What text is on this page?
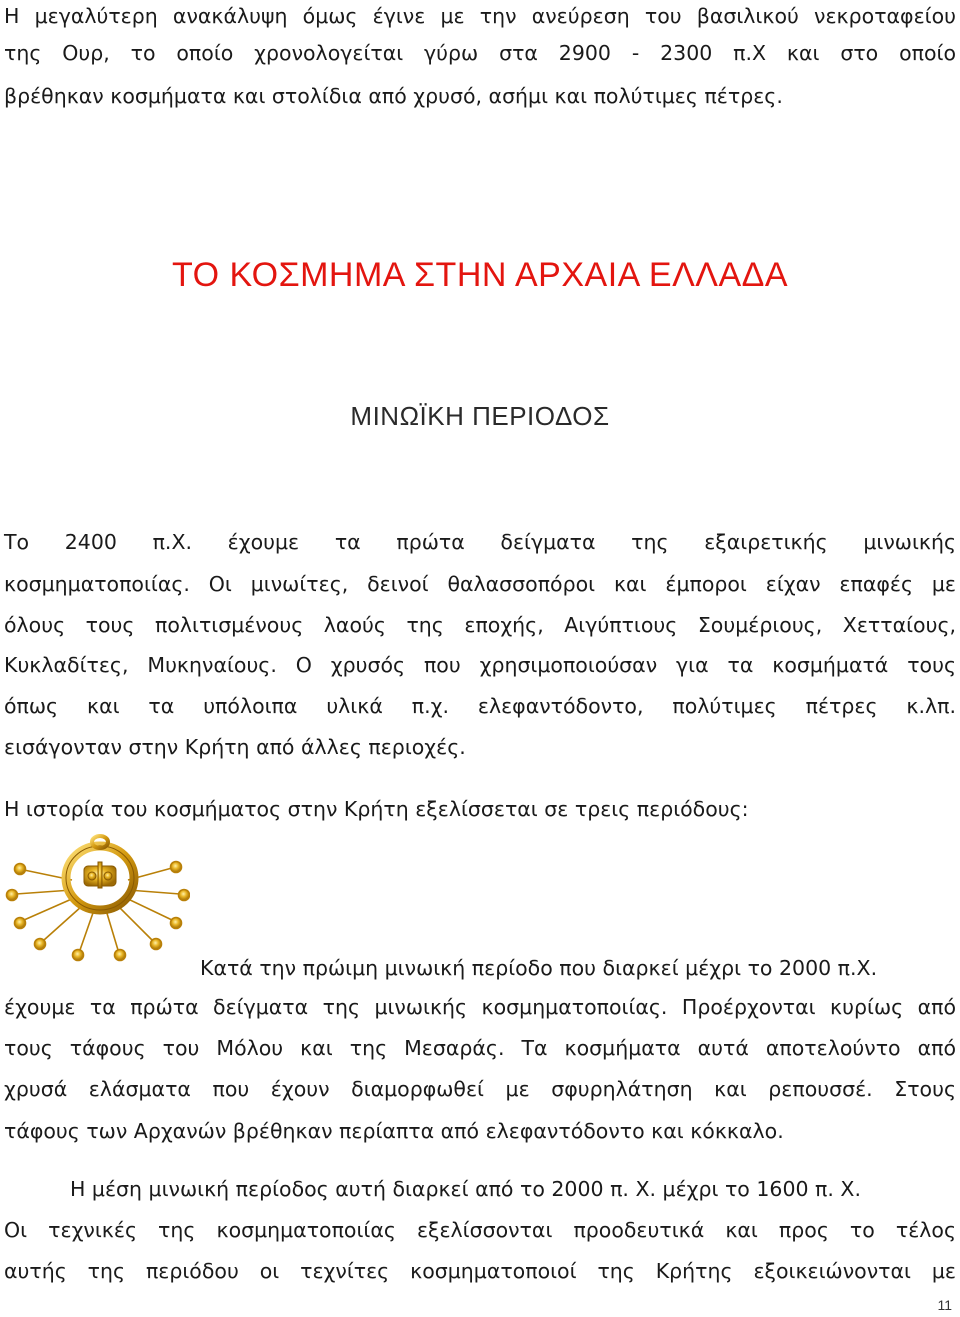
Η μεγαλύτερη ανακάλυψη όμως έγινε με την ανεύρεση του βασιλικού νεκροταφείου
της Ουρ, το οποίο χρονολογείται γύρω στα 2900 - 2300 π.Χ και στο οποίο
βρέθηκαν κοσμήματα και στολίδια από χρυσό, ασήμι και πολύτιμες πέτρες.
ΤΟ ΚΟΣΜΗΜΑ ΣΤΗΝ ΑΡΧΑΙΑ ΕΛΛΑΔΑ
ΜΙΝΩΪΚΗ ΠΕΡΙΟΔΟΣ
Το 2400 π.Χ. έχουμε τα πρώτα δείγματα της εξαιρετικής μινωικής
κοσμηματοποιίας. Οι μινωίτες, δεινοί θαλασσοπόροι και έμποροι είχαν επαφές με
όλους τους πολιτισμένους λαούς της εποχής, Αιγύπτιους Σουμέριους, Χετταίους,
Κυκλαδίτες, Μυκηναίους. Ο χρυσός που χρησιμοποιούσαν για τα κοσμήματά τους
όπως και τα υπόλοιπα υλικά π.χ. ελεφαντόδοντο, πολύτιμες πέτρες κ.λπ.
εισάγονταν στην Κρήτη από άλλες περιοχές.
Η ιστορία του κοσμήματος στην Κρήτη εξελίσσεται σε τρεις περιόδους:
Κατά την πρώιμη μινωική περίοδο που διαρκεί μέχρι το 2000 π.Χ.
έχουμε τα πρώτα δείγματα της μινωικής κοσμηματοποιίας. Προέρχονται κυρίως από
τους τάφους του Μόλου και της Μεσαράς. Τα κοσμήματα αυτά αποτελούντο από
χρυσά ελάσματα που έχουν διαμορφωθεί με σφυρηλάτηση και ρεπουσσέ. Στους
τάφους των Αρχανών βρέθηκαν περίαπτα από ελεφαντόδοντο και κόκκαλο.
Η μέση μινωική περίοδος αυτή διαρκεί από το 2000 π. Χ. μέχρι το 1600 π. Χ.
Οι τεχνικές της κοσμηματοποιίας εξελίσσονται προοδευτικά και προς το τέλος
αυτής της περιόδου οι τεχνίτες κοσμηματοποιοί της Κρήτης εξοικειώνονται με
11
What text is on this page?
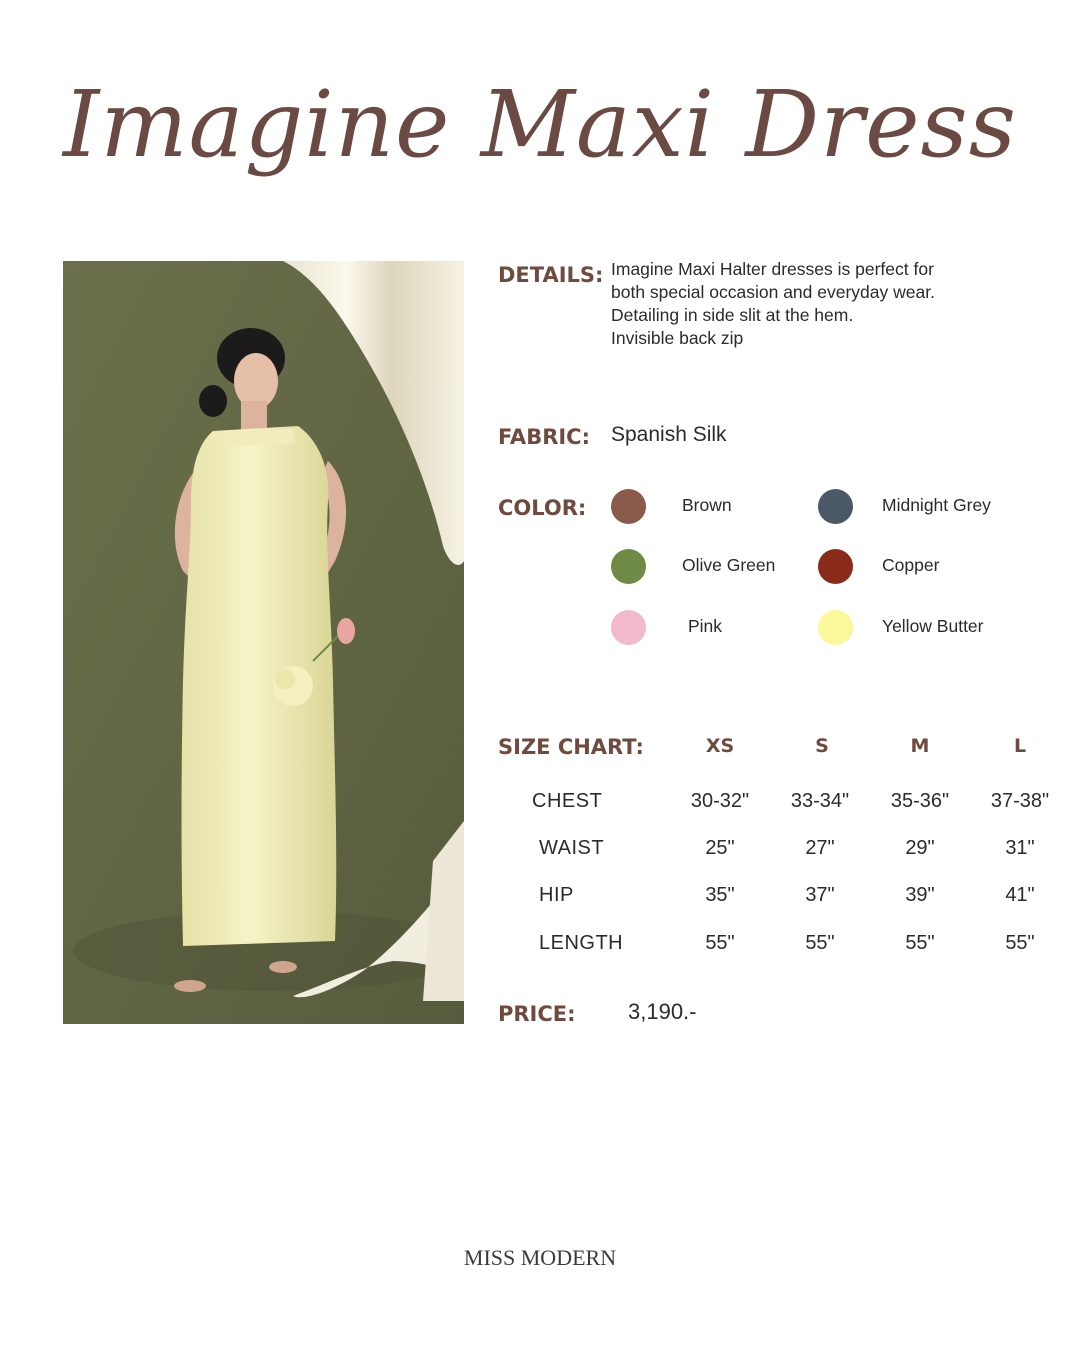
Imagine Maxi Dress
DETAILS: Imagine Maxi Halter dresses is perfect for
both special occasion and everyday wear.
Detailing in side slit at the hem.
Invisible back zip
FABRIC: Spanish Silk
COLOR:	Brown	Midnight Grey
Olive Green	Copper
Pink	Yellow Butter
SIZE CHART:	XS	S	M	L
CHEST	30-32"	33-34"	35-36"	37-38"
WAIST	25"	27"	29"	31"
HIP	35"	37"	39"	41"
LENGTH	55"	55"	55"	55"
PRICE: 3,190.-
MISS MODERN
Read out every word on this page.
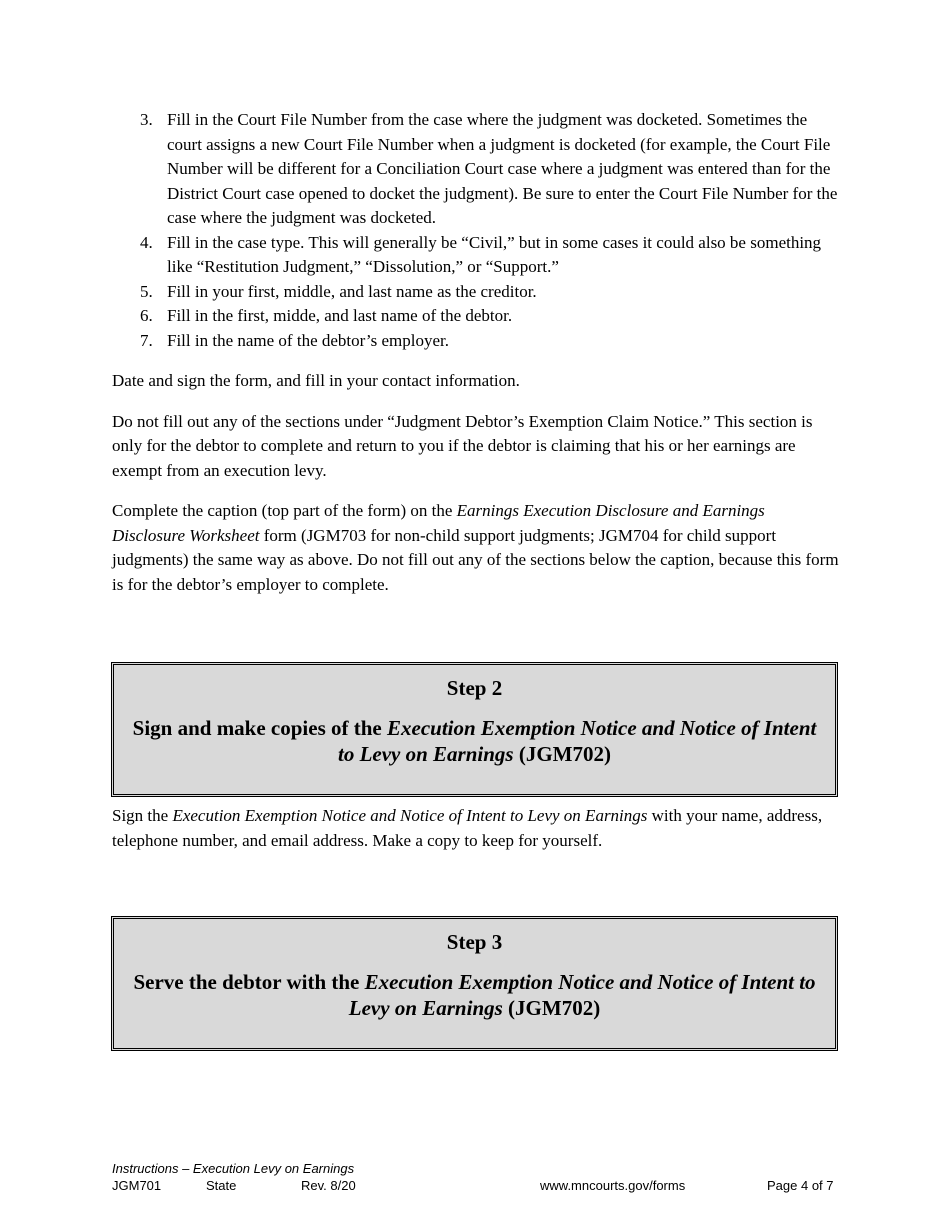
3. Fill in the Court File Number from the case where the judgment was docketed. Sometimes the court assigns a new Court File Number when a judgment is docketed (for example, the Court File Number will be different for a Conciliation Court case where a judgment was entered than for the District Court case opened to docket the judgment). Be sure to enter the Court File Number for the case where the judgment was docketed.
4. Fill in the case type. This will generally be “Civil,” but in some cases it could also be something like “Restitution Judgment,” “Dissolution,” or “Support.”
5. Fill in your first, middle, and last name as the creditor.
6. Fill in the first, midde, and last name of the debtor.
7. Fill in the name of the debtor’s employer.

Date and sign the form, and fill in your contact information.

Do not fill out any of the sections under “Judgment Debtor’s Exemption Claim Notice.” This section is only for the debtor to complete and return to you if the debtor is claiming that his or her earnings are exempt from an execution levy.

Complete the caption (top part of the form) on the Earnings Execution Disclosure and Earnings Disclosure Worksheet form (JGM703 for non-child support judgments; JGM704 for child support judgments) the same way as above. Do not fill out any of the sections below the caption, because this form is for the debtor’s employer to complete.

Step 2
Sign and make copies of the Execution Exemption Notice and Notice of Intent to Levy on Earnings (JGM702)

Sign the Execution Exemption Notice and Notice of Intent to Levy on Earnings with your name, address, telephone number, and email address. Make a copy to keep for yourself.

Step 3
Serve the debtor with the Execution Exemption Notice and Notice of Intent to Levy on Earnings (JGM702)
Instructions – Execution Levy on Earnings
JGM701	State	Rev. 8/20	www.mncourts.gov/forms	Page 4 of 7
--*--
• PROBLEM:
Do not include the images; transcribe the rest of the listing exactly.

• RIGHT ANSWER:
What text is on this page?
Η μεγαλύτερη ανακάλυψη όμως έγινε με την ανεύρεση του βασιλικού νεκροταφείου
της Ουρ, το οποίο χρονολογείται γύρω στα 2900 - 2300 π.Χ και στο οποίο
βρέθηκαν κοσμήματα και στολίδια από χρυσό, ασήμι και πολύτιμες πέτρες.
ΤΟ ΚΟΣΜΗΜΑ ΣΤΗΝ ΑΡΧΑΙΑ ΕΛΛΑΔΑ
ΜΙΝΩΪΚΗ ΠΕΡΙΟΔΟΣ
Το 2400 π.Χ. έχουμε τα πρώτα δείγματα της εξαιρετικής μινωικής
κοσμηματοποιίας. Οι μινωίτες, δεινοί θαλασσοπόροι και έμποροι είχαν επαφές με
όλους τους πολιτισμένους λαούς της εποχής, Αιγύπτιους Σουμέριους, Χετταίους,
Κυκλαδίτες, Μυκηναίους. Ο χρυσός που χρησιμοποιούσαν για τα κοσμήματά τους
όπως και τα υπόλοιπα υλικά π.χ. ελεφαντόδοντο, πολύτιμες πέτρες κ.λπ.
εισάγονταν στην Κρήτη από άλλες περιοχές.
Η ιστορία του κοσμήματος στην Κρήτη εξελίσσεται σε τρεις περιόδους:
Κατά την πρώιμη μινωική περίοδο που διαρκεί μέχρι το 2000 π.Χ.
έχουμε τα πρώτα δείγματα της μινωικής κοσμηματοποιίας. Προέρχονται κυρίως από
τους τάφους του Μόλου και της Μεσαράς. Τα κοσμήματα αυτά αποτελούντο από
χρυσά ελάσματα που έχουν διαμορφωθεί με σφυρηλάτηση και ρεπουσσέ. Στους
τάφους των Αρχανών βρέθηκαν περίαπτα από ελεφαντόδοντο και κόκκαλο.
Η μέση μινωική περίοδος αυτή διαρκεί από το 2000 π. Χ. μέχρι το 1600 π. Χ.
Οι τεχνικές της κοσμηματοποιίας εξελίσσονται προοδευτικά και προς το τέλος
αυτής της περιόδου οι τεχνίτες κοσμηματοποιοί της Κρήτης εξοικειώνονται με
11
What text is on this page?
Imagine Maxi Dress
DETAILS: Imagine Maxi Halter dresses is perfect for
both special occasion and everyday wear.
Detailing in side slit at the hem.
Invisible back zip
FABRIC: Spanish Silk
COLOR:	Brown	Midnight Grey
Olive Green	Copper
Pink	Yellow Butter
SIZE CHART:	XS	S	M	L
CHEST	30-32"	33-34"	35-36"	37-38"
WAIST	25"	27"	29"	31"
HIP	35"	37"	39"	41"
LENGTH	55"	55"	55"	55"
PRICE: 3,190.-
MISS MODERN
Read out every word on this page.
3. Fill in the Court File Number from the case where the judgment was docketed. Sometimes the court assigns a new Court File Number when a judgment is docketed (for example, the Court File Number will be different for a Conciliation Court case where a judgment was entered than for the District Court case opened to docket the judgment). Be sure to enter the Court File Number for the case where the judgment was docketed.
4. Fill in the case type. This will generally be “Civil,” but in some cases it could also be something like “Restitution Judgment,” “Dissolution,” or “Support.”
5. Fill in your first, middle, and last name as the creditor.
6. Fill in the first, midde, and last name of the debtor.
7. Fill in the name of the debtor’s employer.

Date and sign the form, and fill in your contact information.

Do not fill out any of the sections under “Judgment Debtor’s Exemption Claim Notice.” This section is only for the debtor to complete and return to you if the debtor is claiming that his or her earnings are exempt from an execution levy.

Complete the caption (top part of the form) on the Earnings Execution Disclosure and Earnings Disclosure Worksheet form (JGM703 for non-child support judgments; JGM704 for child support judgments) the same way as above. Do not fill out any of the sections below the caption, because this form is for the debtor’s employer to complete.

Step 2
Sign and make copies of the Execution Exemption Notice and Notice of Intent to Levy on Earnings (JGM702)

Sign the Execution Exemption Notice and Notice of Intent to Levy on Earnings with your name, address, telephone number, and email address. Make a copy to keep for yourself.

Step 3
Serve the debtor with the Execution Exemption Notice and Notice of Intent to Levy on Earnings (JGM702)
Instructions – Execution Levy on Earnings
JGM701	State	Rev. 8/20	www.mncourts.gov/forms	Page 4 of 7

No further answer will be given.